What you should do: Take the line that contains "Output a JSON" and all lines after it, up to and including the last line of the data, and write them out exactly; nothing else belongs in the answer.
* START Entries supplied *
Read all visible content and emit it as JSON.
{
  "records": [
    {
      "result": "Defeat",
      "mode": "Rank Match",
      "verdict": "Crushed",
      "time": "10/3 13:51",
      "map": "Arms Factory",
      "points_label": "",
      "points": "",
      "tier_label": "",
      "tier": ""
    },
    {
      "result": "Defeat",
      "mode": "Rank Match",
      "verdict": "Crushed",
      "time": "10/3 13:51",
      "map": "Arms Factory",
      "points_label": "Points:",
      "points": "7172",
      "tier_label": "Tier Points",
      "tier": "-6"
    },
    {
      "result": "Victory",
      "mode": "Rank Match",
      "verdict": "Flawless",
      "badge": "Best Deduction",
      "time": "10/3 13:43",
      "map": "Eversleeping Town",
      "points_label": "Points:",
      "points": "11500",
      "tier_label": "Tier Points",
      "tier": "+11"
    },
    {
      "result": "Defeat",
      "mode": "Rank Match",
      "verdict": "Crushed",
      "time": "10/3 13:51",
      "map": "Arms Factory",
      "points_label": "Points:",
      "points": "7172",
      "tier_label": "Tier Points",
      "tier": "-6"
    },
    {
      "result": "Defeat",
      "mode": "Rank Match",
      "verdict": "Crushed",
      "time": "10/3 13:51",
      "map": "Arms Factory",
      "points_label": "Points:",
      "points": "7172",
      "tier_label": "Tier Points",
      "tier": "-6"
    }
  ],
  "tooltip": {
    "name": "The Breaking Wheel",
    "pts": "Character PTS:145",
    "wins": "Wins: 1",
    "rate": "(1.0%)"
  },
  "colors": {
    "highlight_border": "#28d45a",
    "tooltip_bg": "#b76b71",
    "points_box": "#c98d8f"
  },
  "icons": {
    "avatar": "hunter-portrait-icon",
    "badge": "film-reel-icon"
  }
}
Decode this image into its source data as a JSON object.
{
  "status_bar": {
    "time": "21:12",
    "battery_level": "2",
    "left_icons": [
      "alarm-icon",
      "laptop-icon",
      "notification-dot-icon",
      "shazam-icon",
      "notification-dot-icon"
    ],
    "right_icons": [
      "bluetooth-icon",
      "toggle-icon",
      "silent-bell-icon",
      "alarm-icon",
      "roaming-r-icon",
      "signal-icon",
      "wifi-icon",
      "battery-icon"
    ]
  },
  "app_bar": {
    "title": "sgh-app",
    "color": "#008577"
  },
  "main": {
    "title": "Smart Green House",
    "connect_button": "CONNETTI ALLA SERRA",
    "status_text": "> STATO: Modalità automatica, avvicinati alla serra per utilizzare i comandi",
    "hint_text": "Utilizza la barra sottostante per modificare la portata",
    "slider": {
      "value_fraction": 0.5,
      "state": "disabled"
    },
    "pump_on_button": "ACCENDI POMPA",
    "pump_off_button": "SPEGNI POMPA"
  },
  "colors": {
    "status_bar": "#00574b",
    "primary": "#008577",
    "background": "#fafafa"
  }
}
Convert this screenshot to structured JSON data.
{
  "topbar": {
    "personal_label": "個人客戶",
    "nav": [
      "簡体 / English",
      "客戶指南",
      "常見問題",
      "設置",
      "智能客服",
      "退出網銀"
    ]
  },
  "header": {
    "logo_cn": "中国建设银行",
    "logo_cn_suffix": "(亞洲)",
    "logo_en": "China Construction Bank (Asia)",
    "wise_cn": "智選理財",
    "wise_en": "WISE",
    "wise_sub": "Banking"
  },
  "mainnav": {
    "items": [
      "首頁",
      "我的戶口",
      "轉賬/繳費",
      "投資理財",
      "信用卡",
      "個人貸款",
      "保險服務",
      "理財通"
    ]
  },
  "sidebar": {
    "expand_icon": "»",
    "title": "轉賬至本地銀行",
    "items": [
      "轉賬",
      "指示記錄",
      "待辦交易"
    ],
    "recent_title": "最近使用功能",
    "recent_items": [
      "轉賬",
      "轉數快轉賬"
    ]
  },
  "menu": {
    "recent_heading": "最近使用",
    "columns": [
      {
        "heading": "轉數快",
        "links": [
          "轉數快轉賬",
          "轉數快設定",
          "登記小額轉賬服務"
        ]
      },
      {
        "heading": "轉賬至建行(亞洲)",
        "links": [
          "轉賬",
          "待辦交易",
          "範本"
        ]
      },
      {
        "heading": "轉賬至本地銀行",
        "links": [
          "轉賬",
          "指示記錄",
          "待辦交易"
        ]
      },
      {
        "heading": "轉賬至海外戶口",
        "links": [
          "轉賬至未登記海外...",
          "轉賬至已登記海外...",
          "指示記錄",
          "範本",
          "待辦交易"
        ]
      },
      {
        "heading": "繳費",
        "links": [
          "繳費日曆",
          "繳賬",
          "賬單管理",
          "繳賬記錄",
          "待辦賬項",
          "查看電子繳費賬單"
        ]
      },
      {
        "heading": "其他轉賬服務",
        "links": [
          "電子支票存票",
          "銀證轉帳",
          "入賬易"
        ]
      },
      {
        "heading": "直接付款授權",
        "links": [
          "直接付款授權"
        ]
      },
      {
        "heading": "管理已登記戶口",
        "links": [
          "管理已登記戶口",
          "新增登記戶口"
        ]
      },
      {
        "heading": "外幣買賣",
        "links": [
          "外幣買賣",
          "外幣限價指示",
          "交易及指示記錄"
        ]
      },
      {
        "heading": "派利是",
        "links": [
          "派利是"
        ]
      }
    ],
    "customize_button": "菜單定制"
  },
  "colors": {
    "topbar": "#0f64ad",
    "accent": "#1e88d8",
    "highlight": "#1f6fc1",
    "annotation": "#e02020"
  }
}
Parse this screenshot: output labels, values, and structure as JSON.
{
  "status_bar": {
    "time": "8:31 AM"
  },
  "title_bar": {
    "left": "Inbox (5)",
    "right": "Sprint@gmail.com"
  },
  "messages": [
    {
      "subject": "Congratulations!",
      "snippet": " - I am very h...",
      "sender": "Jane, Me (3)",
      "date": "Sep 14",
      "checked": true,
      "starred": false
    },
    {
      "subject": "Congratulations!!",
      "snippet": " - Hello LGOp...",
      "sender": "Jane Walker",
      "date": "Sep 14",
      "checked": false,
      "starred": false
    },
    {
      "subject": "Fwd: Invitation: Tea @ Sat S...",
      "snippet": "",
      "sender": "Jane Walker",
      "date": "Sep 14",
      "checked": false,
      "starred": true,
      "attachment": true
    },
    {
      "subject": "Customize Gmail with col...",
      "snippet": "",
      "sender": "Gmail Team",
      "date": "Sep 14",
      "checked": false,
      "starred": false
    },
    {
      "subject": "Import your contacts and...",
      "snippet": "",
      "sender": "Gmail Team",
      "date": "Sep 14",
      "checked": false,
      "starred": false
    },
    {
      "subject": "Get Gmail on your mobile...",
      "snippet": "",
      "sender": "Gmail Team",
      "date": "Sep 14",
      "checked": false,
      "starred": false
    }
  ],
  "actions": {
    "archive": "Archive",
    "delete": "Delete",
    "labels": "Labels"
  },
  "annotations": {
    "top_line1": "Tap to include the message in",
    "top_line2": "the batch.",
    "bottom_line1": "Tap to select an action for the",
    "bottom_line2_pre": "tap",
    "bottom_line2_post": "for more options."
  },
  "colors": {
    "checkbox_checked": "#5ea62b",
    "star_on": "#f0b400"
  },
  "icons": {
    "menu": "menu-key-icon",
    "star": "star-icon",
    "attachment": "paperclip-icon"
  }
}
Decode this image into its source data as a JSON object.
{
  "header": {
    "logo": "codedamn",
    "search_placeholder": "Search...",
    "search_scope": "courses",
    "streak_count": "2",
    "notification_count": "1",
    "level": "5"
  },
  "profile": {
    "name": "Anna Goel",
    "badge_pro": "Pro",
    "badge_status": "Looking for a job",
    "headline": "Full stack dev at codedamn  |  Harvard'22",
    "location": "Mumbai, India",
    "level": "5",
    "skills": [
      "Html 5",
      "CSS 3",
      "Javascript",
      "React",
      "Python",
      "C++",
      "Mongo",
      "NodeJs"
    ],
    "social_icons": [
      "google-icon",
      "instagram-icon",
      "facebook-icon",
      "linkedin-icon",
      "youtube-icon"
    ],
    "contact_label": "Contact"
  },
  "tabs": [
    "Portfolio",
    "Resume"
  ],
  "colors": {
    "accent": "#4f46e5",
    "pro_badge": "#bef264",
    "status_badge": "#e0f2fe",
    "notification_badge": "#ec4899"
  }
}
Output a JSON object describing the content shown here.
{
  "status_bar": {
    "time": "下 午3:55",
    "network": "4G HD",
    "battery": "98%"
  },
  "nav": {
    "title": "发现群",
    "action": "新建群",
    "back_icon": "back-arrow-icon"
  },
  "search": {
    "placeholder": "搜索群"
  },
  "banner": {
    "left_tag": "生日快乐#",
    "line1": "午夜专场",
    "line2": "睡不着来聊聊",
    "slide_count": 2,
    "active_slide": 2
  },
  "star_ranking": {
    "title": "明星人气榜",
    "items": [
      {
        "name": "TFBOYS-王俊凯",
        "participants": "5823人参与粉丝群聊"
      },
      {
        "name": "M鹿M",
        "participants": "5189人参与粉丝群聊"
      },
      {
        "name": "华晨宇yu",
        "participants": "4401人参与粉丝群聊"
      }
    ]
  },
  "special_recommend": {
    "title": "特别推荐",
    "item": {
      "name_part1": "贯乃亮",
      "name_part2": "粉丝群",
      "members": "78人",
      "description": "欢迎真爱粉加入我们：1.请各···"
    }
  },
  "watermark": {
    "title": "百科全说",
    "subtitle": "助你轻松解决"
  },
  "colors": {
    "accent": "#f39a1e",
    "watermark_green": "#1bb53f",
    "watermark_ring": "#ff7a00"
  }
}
* END Entries supplied *
Response to the task:
Output a JSON object describing the content shown here.
{
  "status_bar": {
    "time": "下 午3:55",
    "network": "4G HD",
    "battery": "98%"
  },
  "nav": {
    "title": "发现群",
    "action": "新建群",
    "back_icon": "back-arrow-icon"
  },
  "search": {
    "placeholder": "搜索群"
  },
  "banner": {
    "left_tag": "生日快乐#",
    "line1": "午夜专场",
    "line2": "睡不着来聊聊",
    "slide_count": 2,
    "active_slide": 2
  },
  "star_ranking": {
    "title": "明星人气榜",
    "items": [
      {
        "name": "TFBOYS-王俊凯",
        "participants": "5823人参与粉丝群聊"
      },
      {
        "name": "M鹿M",
        "participants": "5189人参与粉丝群聊"
      },
      {
        "name": "华晨宇yu",
        "participants": "4401人参与粉丝群聊"
      }
    ]
  },
  "special_recommend": {
    "title": "特别推荐",
    "item": {
      "name_part1": "贯乃亮",
      "name_part2": "粉丝群",
      "members": "78人",
      "description": "欢迎真爱粉加入我们：1.请各···"
    }
  },
  "watermark": {
    "title": "百科全说",
    "subtitle": "助你轻松解决"
  },
  "colors": {
    "accent": "#f39a1e",
    "watermark_green": "#1bb53f",
    "watermark_ring": "#ff7a00"
  }
}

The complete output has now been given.